[Information supplied]

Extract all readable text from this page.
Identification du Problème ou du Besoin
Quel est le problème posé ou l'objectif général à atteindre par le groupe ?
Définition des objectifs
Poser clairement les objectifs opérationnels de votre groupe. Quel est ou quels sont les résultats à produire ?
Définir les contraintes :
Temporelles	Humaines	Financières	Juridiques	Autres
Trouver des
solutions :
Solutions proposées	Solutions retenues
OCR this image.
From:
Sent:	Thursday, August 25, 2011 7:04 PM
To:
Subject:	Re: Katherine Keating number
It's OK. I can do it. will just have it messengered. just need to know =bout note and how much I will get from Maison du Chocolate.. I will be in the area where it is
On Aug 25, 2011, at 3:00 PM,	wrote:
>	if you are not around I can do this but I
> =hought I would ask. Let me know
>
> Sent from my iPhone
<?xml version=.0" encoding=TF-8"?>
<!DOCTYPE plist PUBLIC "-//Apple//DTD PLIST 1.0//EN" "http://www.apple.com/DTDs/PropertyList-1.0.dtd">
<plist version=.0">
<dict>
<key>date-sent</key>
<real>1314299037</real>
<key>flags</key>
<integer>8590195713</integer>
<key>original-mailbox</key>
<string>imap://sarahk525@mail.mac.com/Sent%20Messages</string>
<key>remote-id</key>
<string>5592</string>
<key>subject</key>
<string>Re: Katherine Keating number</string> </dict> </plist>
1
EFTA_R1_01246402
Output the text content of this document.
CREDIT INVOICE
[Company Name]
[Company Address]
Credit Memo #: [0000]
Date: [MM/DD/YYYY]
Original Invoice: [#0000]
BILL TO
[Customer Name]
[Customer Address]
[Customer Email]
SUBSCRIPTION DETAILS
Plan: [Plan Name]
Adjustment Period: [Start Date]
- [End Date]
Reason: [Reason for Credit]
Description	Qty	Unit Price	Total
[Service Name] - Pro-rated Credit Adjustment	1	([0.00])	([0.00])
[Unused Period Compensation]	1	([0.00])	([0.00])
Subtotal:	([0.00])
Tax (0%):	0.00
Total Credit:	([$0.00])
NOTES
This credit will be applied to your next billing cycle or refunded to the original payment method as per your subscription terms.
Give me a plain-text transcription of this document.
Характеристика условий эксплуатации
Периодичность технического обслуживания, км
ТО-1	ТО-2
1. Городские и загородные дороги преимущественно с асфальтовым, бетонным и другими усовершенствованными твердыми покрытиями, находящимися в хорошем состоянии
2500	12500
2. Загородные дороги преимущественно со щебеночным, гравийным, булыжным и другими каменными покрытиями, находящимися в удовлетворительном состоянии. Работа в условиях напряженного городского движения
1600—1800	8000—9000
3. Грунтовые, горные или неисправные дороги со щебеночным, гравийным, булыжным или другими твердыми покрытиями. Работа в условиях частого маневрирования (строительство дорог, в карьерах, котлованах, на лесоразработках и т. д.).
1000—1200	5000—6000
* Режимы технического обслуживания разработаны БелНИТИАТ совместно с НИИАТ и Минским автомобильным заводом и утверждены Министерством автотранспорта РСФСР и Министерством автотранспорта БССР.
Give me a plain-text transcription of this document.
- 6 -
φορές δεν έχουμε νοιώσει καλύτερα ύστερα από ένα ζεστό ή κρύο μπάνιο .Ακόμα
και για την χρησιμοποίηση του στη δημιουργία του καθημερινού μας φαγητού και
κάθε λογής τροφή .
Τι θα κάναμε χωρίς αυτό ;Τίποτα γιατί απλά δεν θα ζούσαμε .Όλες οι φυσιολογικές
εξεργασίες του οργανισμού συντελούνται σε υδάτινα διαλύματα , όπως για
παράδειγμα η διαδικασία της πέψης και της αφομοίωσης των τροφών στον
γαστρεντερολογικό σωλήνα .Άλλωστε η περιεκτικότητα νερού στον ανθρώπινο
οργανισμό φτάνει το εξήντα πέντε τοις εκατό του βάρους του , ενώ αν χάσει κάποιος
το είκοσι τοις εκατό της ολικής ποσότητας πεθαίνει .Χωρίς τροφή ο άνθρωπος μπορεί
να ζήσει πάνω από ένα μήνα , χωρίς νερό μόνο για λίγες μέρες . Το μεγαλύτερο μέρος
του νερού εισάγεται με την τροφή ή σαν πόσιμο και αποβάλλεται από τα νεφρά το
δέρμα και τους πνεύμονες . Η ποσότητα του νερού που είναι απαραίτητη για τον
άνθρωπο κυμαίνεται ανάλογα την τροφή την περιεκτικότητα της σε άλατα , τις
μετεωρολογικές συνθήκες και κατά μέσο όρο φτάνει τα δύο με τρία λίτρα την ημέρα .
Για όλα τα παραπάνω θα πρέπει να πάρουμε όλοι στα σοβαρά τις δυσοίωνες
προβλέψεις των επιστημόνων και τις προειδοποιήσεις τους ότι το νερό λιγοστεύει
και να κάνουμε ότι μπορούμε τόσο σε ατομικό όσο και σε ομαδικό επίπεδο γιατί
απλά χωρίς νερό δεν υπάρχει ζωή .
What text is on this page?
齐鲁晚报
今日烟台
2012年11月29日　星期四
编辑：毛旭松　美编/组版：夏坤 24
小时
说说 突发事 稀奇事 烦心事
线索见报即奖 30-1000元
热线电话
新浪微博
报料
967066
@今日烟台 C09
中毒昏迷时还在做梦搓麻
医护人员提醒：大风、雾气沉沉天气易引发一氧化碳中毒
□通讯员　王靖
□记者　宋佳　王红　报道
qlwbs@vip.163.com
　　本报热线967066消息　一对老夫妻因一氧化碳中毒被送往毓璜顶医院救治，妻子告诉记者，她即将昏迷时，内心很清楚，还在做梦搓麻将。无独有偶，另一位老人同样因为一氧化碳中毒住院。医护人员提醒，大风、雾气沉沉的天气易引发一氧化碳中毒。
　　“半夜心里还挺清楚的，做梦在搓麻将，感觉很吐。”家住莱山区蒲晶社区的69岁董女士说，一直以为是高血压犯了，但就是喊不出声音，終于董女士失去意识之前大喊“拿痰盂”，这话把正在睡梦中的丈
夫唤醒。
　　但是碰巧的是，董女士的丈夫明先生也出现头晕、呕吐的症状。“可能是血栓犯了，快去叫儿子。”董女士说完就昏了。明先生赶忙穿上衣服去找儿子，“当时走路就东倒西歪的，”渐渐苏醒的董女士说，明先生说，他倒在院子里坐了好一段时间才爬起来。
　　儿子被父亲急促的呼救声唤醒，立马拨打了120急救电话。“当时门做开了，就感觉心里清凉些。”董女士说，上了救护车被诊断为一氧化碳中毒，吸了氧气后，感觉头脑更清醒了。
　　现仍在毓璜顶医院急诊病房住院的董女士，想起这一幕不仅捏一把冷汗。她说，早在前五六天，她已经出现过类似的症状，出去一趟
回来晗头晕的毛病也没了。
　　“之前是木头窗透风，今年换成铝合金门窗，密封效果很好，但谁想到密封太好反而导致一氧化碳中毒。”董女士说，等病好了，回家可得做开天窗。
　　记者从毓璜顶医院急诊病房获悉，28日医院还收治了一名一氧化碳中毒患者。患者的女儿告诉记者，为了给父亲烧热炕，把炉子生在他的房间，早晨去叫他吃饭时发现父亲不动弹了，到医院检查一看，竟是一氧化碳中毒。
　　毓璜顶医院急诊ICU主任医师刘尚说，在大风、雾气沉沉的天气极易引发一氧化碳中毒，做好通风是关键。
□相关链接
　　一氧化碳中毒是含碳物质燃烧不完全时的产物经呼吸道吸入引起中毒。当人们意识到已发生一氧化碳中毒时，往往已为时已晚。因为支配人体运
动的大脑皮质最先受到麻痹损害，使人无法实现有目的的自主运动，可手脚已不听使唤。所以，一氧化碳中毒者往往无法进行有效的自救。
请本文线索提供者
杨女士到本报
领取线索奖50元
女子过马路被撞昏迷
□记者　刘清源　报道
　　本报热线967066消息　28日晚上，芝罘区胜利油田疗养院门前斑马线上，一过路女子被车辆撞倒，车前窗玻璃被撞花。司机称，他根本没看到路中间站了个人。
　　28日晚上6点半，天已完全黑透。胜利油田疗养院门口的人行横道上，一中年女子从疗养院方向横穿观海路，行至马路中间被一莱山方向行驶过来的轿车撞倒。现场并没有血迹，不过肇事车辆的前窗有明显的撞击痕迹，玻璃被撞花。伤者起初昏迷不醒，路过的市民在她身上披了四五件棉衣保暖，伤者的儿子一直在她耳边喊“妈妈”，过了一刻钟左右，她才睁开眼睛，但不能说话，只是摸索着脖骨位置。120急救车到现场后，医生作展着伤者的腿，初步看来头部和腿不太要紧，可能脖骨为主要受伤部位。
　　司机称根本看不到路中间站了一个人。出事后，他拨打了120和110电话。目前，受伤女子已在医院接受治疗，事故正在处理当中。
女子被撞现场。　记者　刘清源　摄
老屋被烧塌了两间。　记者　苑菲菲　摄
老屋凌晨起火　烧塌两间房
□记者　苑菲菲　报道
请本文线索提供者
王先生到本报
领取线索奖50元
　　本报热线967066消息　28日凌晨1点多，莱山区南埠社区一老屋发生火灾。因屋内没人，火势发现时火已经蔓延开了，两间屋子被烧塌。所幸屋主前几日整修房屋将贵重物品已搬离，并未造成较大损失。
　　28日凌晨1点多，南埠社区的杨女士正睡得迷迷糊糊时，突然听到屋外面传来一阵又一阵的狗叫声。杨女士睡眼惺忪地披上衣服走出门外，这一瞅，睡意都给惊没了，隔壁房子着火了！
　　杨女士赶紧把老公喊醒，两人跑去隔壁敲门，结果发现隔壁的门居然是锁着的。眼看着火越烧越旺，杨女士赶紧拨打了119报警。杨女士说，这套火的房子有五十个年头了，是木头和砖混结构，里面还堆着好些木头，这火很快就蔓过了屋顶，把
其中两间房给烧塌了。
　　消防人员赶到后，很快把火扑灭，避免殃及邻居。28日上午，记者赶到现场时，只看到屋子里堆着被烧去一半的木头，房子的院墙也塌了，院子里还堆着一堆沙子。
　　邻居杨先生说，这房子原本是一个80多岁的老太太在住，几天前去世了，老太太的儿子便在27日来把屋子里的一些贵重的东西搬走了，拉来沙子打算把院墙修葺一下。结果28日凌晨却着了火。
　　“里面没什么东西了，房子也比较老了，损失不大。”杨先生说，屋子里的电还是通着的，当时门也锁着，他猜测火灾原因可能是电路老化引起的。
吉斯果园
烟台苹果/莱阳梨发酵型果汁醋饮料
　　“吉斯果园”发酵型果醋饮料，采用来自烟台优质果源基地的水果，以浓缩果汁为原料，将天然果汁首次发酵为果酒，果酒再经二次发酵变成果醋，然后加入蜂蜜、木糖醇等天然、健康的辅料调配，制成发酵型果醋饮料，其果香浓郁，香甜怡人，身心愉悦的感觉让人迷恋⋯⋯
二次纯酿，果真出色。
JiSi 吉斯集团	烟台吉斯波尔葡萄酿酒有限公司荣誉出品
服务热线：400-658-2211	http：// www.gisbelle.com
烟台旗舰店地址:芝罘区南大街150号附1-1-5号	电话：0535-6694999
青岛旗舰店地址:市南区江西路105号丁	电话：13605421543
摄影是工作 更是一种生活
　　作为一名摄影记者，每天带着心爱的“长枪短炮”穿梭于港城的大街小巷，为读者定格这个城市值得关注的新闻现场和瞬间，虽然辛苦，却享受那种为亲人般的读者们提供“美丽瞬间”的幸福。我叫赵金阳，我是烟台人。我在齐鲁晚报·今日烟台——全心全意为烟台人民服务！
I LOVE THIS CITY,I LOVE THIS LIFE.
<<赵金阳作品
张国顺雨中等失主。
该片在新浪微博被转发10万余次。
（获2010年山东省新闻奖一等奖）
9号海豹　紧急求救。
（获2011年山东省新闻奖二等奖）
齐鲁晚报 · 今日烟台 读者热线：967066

[Do this]
In the entries above, locate every line with the word "νερό" and copy it.

[Finished exercise]
να ζήσει πάνω από ένα μήνα , χωρίς νερό μόνο για λίγες μέρες . Το μεγαλύτερο μέρος
προβλέψεις των επιστημόνων και τις προειδοποιήσεις τους ότι το νερό λιγοστεύει
απλά χωρίς νερό δεν υπάρχει ζωή .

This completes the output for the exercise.